(Saved entries)
········
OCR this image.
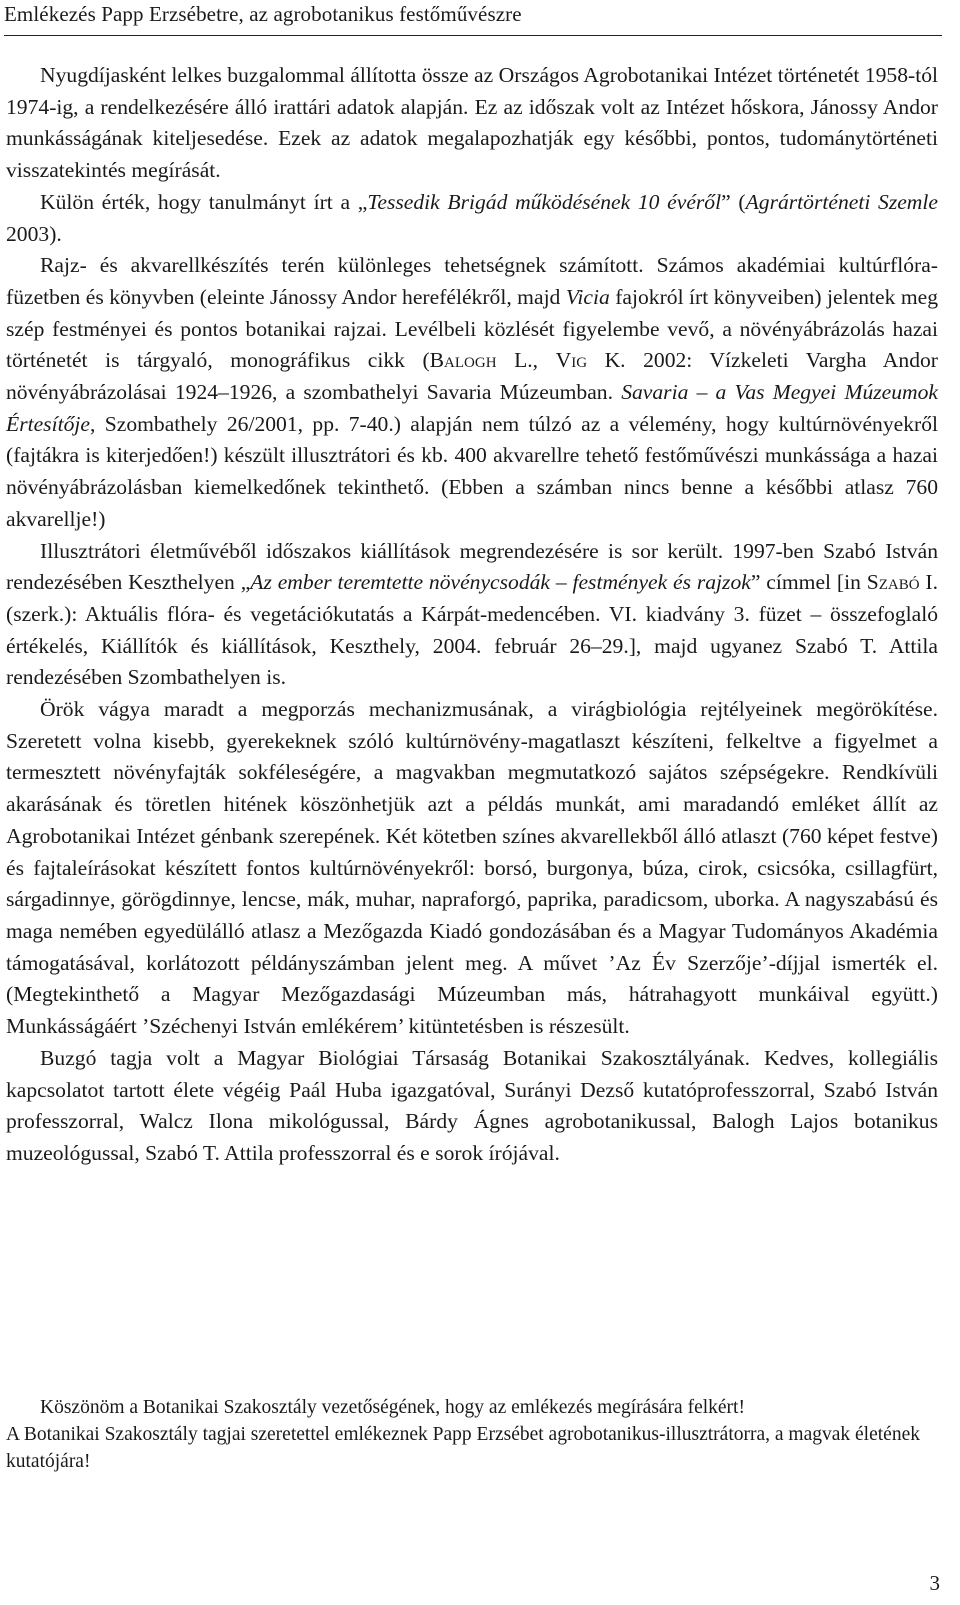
Emlékezés Papp Erzsébetre, az agrobotanikus festőművészre

Nyugdíjasként lelkes buzgalommal állította össze az Országos Agrobotanikai Intézet történetét 1958-tól 1974-ig, a rendelkezésére álló irattári adatok alapján. Ez az időszak volt az Intézet hőskora, Jánossy Andor munkásságának kiteljesedése. Ezek az adatok megalapozhatják egy későbbi, pontos, tudománytörténeti visszatekintés megírását.

Külön érték, hogy tanulmányt írt a „Tessedik Brigád működésének 10 évéről” (Agrártörténeti Szemle 2003).

Rajz- és akvarellkészítés terén különleges tehetségnek számított. Számos akadémiai kultúrflóra-füzetben és könyvben (eleinte Jánossy Andor herefélékről, majd Vicia fajokról írt könyveiben) jelentek meg szép festményei és pontos botanikai rajzai. Levélbeli közlését figyelembe vevő, a növényábrázolás hazai történetét is tárgyaló, monográfikus cikk (Balogh L., Vig K. 2002: Vízkeleti Vargha Andor növényábrázolásai 1924–1926, a szombathelyi Savaria Múzeumban. Savaria – a Vas Megyei Múzeumok Értesítője, Szombathely 26/2001, pp. 7-40.) alapján nem túlzó az a vélemény, hogy kultúrnövényekről (fajtákra is kiterjedően!) készült illusztrátori és kb. 400 akvarellre tehető festőművészi munkássága a hazai növényábrázolásban kiemelkedőnek tekinthető. (Ebben a számban nincs benne a későbbi atlasz 760 akvarellje!)

Illusztrátori életművéből időszakos kiállítások megrendezésére is sor került. 1997-ben Szabó István rendezésében Keszthelyen „Az ember teremtette növénycsodák – festmények és rajzok” címmel [in Szabó I. (szerk.): Aktuális flóra- és vegetációkutatás a Kárpát-medencében. VI. kiadvány 3. füzet – összefoglaló értékelés, Kiállítók és kiállítások, Keszthely, 2004. február 26–29.], majd ugyanez Szabó T. Attila rendezésében Szombathelyen is.

Örök vágya maradt a megporzás mechanizmusának, a virágbiológia rejtélyeinek megörökítése. Szeretett volna kisebb, gyerekeknek szóló kultúrnövény-magatlaszt készíteni, felkeltve a figyelmet a termesztett növényfajták sokféleségére, a magvakban megmutatkozó sajátos szépségekre. Rendkívüli akarásának és töretlen hitének köszönhetjük azt a példás munkát, ami maradandó emléket állít az Agrobotanikai Intézet génbank szerepének. Két kötetben színes akvarellekből álló atlaszt (760 képet festve) és fajtaleírásokat készített fontos kultúrnövényekről: borsó, burgonya, búza, cirok, csicsóka, csillagfürt, sárgadinnye, görögdinnye, lencse, mák, muhar, napraforgó, paprika, paradicsom, uborka. A nagyszabású és maga nemében egyedülálló atlasz a Mezőgazda Kiadó gondozásában és a Magyar Tudományos Akadémia támogatásával, korlátozott példányszámban jelent meg. A művet ’Az Év Szerzője’-díjjal ismerték el. (Megtekinthető a Magyar Mezőgazdasági Múzeumban más, hátrahagyott munkáival együtt.) Munkásságáért ’Széchenyi István emlékérem’ kitüntetésben is részesült.

Buzgó tagja volt a Magyar Biológiai Társaság Botanikai Szakosztályának. Kedves, kollegiális kapcsolatot tartott élete végéig Paál Huba igazgatóval, Surányi Dezső kutatóprofesszorral, Szabó István professzorral, Walcz Ilona mikológussal, Bárdy Ágnes agrobotanikussal, Balogh Lajos botanikus muzeológussal, Szabó T. Attila professzorral és e sorok írójával.

Köszönöm a Botanikai Szakosztály vezetőségének, hogy az emlékezés megírására felkért!

A Botanikai Szakosztály tagjai szeretettel emlékeznek Papp Erzsébet agrobotanikus-illusztrátorra, a magvak életének kutatójára!

3
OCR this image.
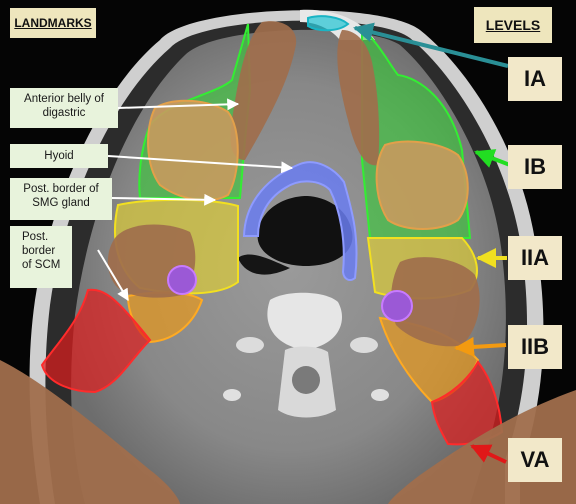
LANDMARKS	LEVELS
Anterior belly of digastric
Hyoid
Post. border of SMG gland
Post. border of SCM
IA
IB
IIA
IIB
VA
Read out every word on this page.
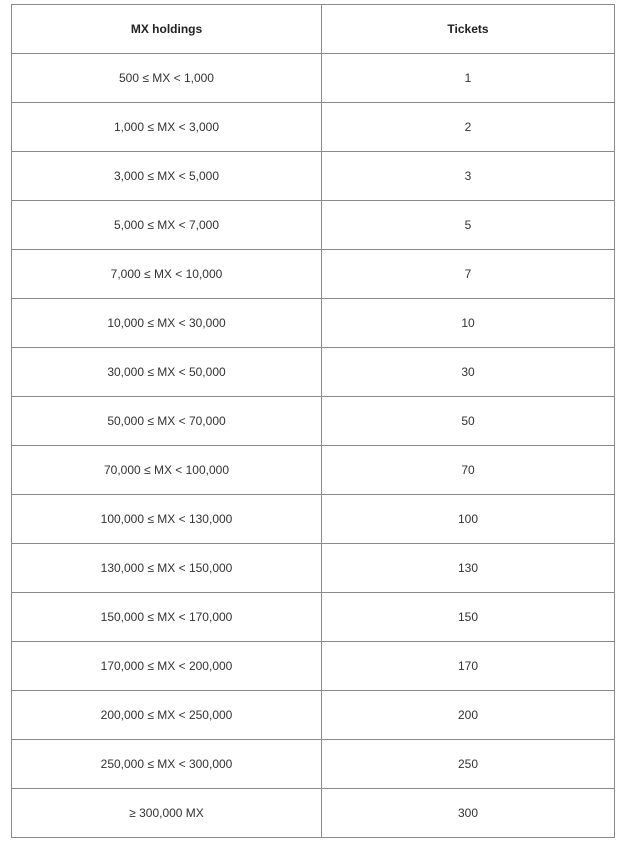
MX holdings	Tickets
500 ≤ MX < 1,000	1
1,000 ≤ MX < 3,000	2
3,000 ≤ MX < 5,000	3
5,000 ≤ MX < 7,000	5
7,000 ≤ MX < 10,000	7
10,000 ≤ MX < 30,000	10
30,000 ≤ MX < 50,000	30
50,000 ≤ MX < 70,000	50
70,000 ≤ MX < 100,000	70
100,000 ≤ MX < 130,000	100
130,000 ≤ MX < 150,000	130
150,000 ≤ MX < 170,000	150
170,000 ≤ MX < 200,000	170
200,000 ≤ MX < 250,000	200
250,000 ≤ MX < 300,000	250
≥ 300,000 MX	300
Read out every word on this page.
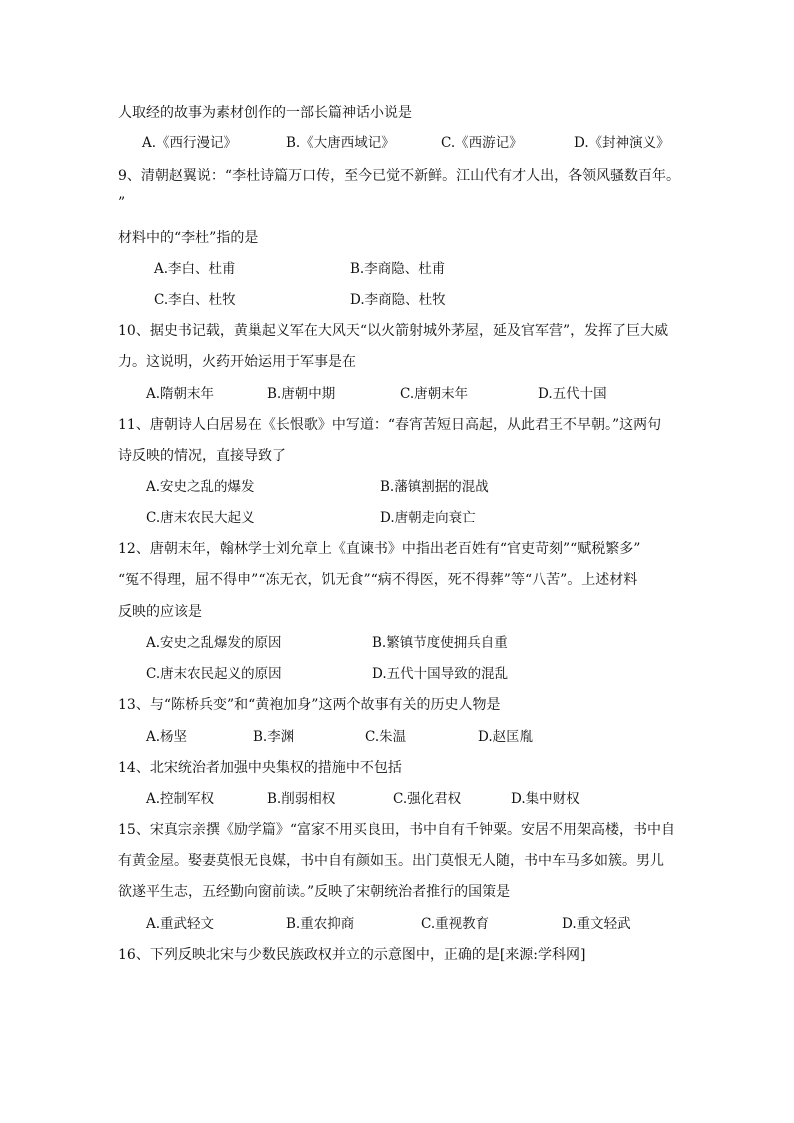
人取经的故事为素材创作的一部长篇神话小说是
A.《西行漫记》	B.《大唐西域记》	C.《西游记》	D.《封神演义》
9、清朝赵翼说：“李杜诗篇万口传，至今已觉不新鲜。江山代有才人出，各领风骚数百年。
”
材料中的“李杜”指的是
A.李白、杜甫	B.李商隐、杜甫
C.李白、杜牧	D.李商隐、杜牧
10、据史书记载，黄巢起义军在大风天“以火箭射城外茅屋，延及官军营”，发挥了巨大威
力。这说明，火药开始运用于军事是在
A.隋朝末年	B.唐朝中期	C.唐朝末年	D.五代十国
11、唐朝诗人白居易在《长恨歌》中写道：“春宵苦短日高起，从此君王不早朝。”这两句
诗反映的情况，直接导致了
A.安史之乱的爆发	B.藩镇割据的混战
C.唐末农民大起义	D.唐朝走向衰亡
12、唐朝末年，翰林学士刘允章上《直谏书》中指出老百姓有“官吏苛刻”“赋税繁多”
“冤不得理，屈不得申”“冻无衣，饥无食”“病不得医，死不得葬”等“八苦”。上述材料
反映的应该是
A.安史之乱爆发的原因	B.繁镇节度使拥兵自重
C.唐末农民起义的原因	D.五代十国导致的混乱
13、与“陈桥兵变”和“黄袍加身”这两个故事有关的历史人物是
A.杨坚	B.李渊	C.朱温	D.赵匡胤
14、北宋统治者加强中央集权的措施中不包括
A.控制军权	B.削弱相权	C.强化君权	D.集中财权
15、宋真宗亲撰《励学篇》“富家不用买良田，书中自有千钟粟。安居不用架高楼，书中自
有黄金屋。娶妻莫恨无良媒，书中自有颜如玉。出门莫恨无人随，书中车马多如簇。男儿
欲遂平生志，五经勤向窗前读。”反映了宋朝统治者推行的国策是
A.重武轻文	B.重农抑商	C.重视教育	D.重文轻武
16、下列反映北宋与少数民族政权并立的示意图中，正确的是[来源:学科网]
········
* _Objective_
Can the entries above be repeated exactly, without their pictures?

* _Expected answer_
OCR this image.
Emlékezés Papp Erzsébetre, az agrobotanikus festőművészre

Nyugdíjasként lelkes buzgalommal állította össze az Országos Agrobotanikai Intézet történetét 1958-tól 1974-ig, a rendelkezésére álló irattári adatok alapján. Ez az időszak volt az Intézet hőskora, Jánossy Andor munkásságának kiteljesedése. Ezek az adatok megalapozhatják egy későbbi, pontos, tudománytörténeti visszatekintés megírását.

Külön érték, hogy tanulmányt írt a „Tessedik Brigád működésének 10 évéről” (Agrártörténeti Szemle 2003).

Rajz- és akvarellkészítés terén különleges tehetségnek számított. Számos akadémiai kultúrflóra-füzetben és könyvben (eleinte Jánossy Andor herefélékről, majd Vicia fajokról írt könyveiben) jelentek meg szép festményei és pontos botanikai rajzai. Levélbeli közlését figyelembe vevő, a növényábrázolás hazai történetét is tárgyaló, monográfikus cikk (Balogh L., Vig K. 2002: Vízkeleti Vargha Andor növényábrázolásai 1924–1926, a szombathelyi Savaria Múzeumban. Savaria – a Vas Megyei Múzeumok Értesítője, Szombathely 26/2001, pp. 7-40.) alapján nem túlzó az a vélemény, hogy kultúrnövényekről (fajtákra is kiterjedően!) készült illusztrátori és kb. 400 akvarellre tehető festőművészi munkássága a hazai növényábrázolásban kiemelkedőnek tekinthető. (Ebben a számban nincs benne a későbbi atlasz 760 akvarellje!)

Illusztrátori életművéből időszakos kiállítások megrendezésére is sor került. 1997-ben Szabó István rendezésében Keszthelyen „Az ember teremtette növénycsodák – festmények és rajzok” címmel [in Szabó I. (szerk.): Aktuális flóra- és vegetációkutatás a Kárpát-medencében. VI. kiadvány 3. füzet – összefoglaló értékelés, Kiállítók és kiállítások, Keszthely, 2004. február 26–29.], majd ugyanez Szabó T. Attila rendezésében Szombathelyen is.

Örök vágya maradt a megporzás mechanizmusának, a virágbiológia rejtélyeinek megörökítése. Szeretett volna kisebb, gyerekeknek szóló kultúrnövény-magatlaszt készíteni, felkeltve a figyelmet a termesztett növényfajták sokféleségére, a magvakban megmutatkozó sajátos szépségekre. Rendkívüli akarásának és töretlen hitének köszönhetjük azt a példás munkát, ami maradandó emléket állít az Agrobotanikai Intézet génbank szerepének. Két kötetben színes akvarellekből álló atlaszt (760 képet festve) és fajtaleírásokat készített fontos kultúrnövényekről: borsó, burgonya, búza, cirok, csicsóka, csillagfürt, sárgadinnye, görögdinnye, lencse, mák, muhar, napraforgó, paprika, paradicsom, uborka. A nagyszabású és maga nemében egyedülálló atlasz a Mezőgazda Kiadó gondozásában és a Magyar Tudományos Akadémia támogatásával, korlátozott példányszámban jelent meg. A művet ’Az Év Szerzője’-díjjal ismerték el. (Megtekinthető a Magyar Mezőgazdasági Múzeumban más, hátrahagyott munkáival együtt.) Munkásságáért ’Széchenyi István emlékérem’ kitüntetésben is részesült.

Buzgó tagja volt a Magyar Biológiai Társaság Botanikai Szakosztályának. Kedves, kollegiális kapcsolatot tartott élete végéig Paál Huba igazgatóval, Surányi Dezső kutatóprofesszorral, Szabó István professzorral, Walcz Ilona mikológussal, Bárdy Ágnes agrobotanikussal, Balogh Lajos botanikus muzeológussal, Szabó T. Attila professzorral és e sorok írójával.

Köszönöm a Botanikai Szakosztály vezetőségének, hogy az emlékezés megírására felkért!

A Botanikai Szakosztály tagjai szeretettel emlékeznek Papp Erzsébet agrobotanikus-illusztrátorra, a magvak életének kutatójára!

3
OCR this image.
LANDMARKS	LEVELS
Anterior belly of digastric
Hyoid
Post. border of SMG gland
Post. border of SCM
IA
IB
IIA
IIB
VA
Read out every word on this page.
MX holdings	Tickets
500 ≤ MX < 1,000	1
1,000 ≤ MX < 3,000	2
3,000 ≤ MX < 5,000	3
5,000 ≤ MX < 7,000	5
7,000 ≤ MX < 10,000	7
10,000 ≤ MX < 30,000	10
30,000 ≤ MX < 50,000	30
50,000 ≤ MX < 70,000	50
70,000 ≤ MX < 100,000	70
100,000 ≤ MX < 130,000	100
130,000 ≤ MX < 150,000	130
150,000 ≤ MX < 170,000	150
170,000 ≤ MX < 200,000	170
200,000 ≤ MX < 250,000	200
250,000 ≤ MX < 300,000	250
≥ 300,000 MX	300
Read out every word on this page.
人取经的故事为素材创作的一部长篇神话小说是
A.《西行漫记》	B.《大唐西域记》	C.《西游记》	D.《封神演义》
9、清朝赵翼说：“李杜诗篇万口传，至今已觉不新鲜。江山代有才人出，各领风骚数百年。
”
材料中的“李杜”指的是
A.李白、杜甫	B.李商隐、杜甫
C.李白、杜牧	D.李商隐、杜牧
10、据史书记载，黄巢起义军在大风天“以火箭射城外茅屋，延及官军营”，发挥了巨大威
力。这说明，火药开始运用于军事是在
A.隋朝末年	B.唐朝中期	C.唐朝末年	D.五代十国
11、唐朝诗人白居易在《长恨歌》中写道：“春宵苦短日高起，从此君王不早朝。”这两句
诗反映的情况，直接导致了
A.安史之乱的爆发	B.藩镇割据的混战
C.唐末农民大起义	D.唐朝走向衰亡
12、唐朝末年，翰林学士刘允章上《直谏书》中指出老百姓有“官吏苛刻”“赋税繁多”
“冤不得理，屈不得申”“冻无衣，饥无食”“病不得医，死不得葬”等“八苦”。上述材料
反映的应该是
A.安史之乱爆发的原因	B.繁镇节度使拥兵自重
C.唐末农民起义的原因	D.五代十国导致的混乱
13、与“陈桥兵变”和“黄袍加身”这两个故事有关的历史人物是
A.杨坚	B.李渊	C.朱温	D.赵匡胤
14、北宋统治者加强中央集权的措施中不包括
A.控制军权	B.削弱相权	C.强化君权	D.集中财权
15、宋真宗亲撰《励学篇》“富家不用买良田，书中自有千钟粟。安居不用架高楼，书中自
有黄金屋。娶妻莫恨无良媒，书中自有颜如玉。出门莫恨无人随，书中车马多如簇。男儿
欲遂平生志，五经勤向窗前读。”反映了宋朝统治者推行的国策是
A.重武轻文	B.重农抑商	C.重视教育	D.重文轻武
16、下列反映北宋与少数民族政权并立的示意图中，正确的是[来源:学科网]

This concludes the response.